** START OF Input material **

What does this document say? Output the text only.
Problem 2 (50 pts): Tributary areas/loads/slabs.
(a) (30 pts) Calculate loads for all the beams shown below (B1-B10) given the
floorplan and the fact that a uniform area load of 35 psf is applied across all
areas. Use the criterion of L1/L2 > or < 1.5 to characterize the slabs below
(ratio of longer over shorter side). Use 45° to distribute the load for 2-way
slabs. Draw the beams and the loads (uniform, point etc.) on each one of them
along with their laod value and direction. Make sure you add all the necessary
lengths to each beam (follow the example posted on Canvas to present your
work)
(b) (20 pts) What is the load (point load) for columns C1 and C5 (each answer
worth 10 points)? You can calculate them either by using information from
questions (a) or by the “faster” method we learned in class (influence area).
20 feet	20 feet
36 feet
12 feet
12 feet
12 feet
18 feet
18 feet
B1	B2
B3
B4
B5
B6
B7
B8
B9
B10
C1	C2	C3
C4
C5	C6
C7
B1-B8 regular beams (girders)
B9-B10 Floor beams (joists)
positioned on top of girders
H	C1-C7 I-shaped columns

** END OF Input material **
** START OF Input material **

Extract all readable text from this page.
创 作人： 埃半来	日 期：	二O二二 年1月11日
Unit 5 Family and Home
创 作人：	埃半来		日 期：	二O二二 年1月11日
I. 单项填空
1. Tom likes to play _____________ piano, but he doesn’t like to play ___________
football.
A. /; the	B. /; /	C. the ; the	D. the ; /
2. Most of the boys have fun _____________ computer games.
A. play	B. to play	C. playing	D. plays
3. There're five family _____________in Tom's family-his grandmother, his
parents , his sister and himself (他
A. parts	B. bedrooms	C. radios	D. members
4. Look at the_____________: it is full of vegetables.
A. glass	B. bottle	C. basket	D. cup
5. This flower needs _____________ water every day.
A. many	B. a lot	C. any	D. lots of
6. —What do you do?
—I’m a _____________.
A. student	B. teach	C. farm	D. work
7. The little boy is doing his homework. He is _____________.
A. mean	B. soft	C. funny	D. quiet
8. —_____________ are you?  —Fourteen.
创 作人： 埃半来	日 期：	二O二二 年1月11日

** END OF Input material **

• Directions: Find each line that has the word "slabs", then copy it out.

• Correct output:
Problem 2 (50 pts): Tributary areas/loads/slabs.
areas. Use the criterion of L1/L2 > or < 1.5 to characterize the slabs below
slabs. Draw the beams and the loads (uniform, point etc.) on each one of them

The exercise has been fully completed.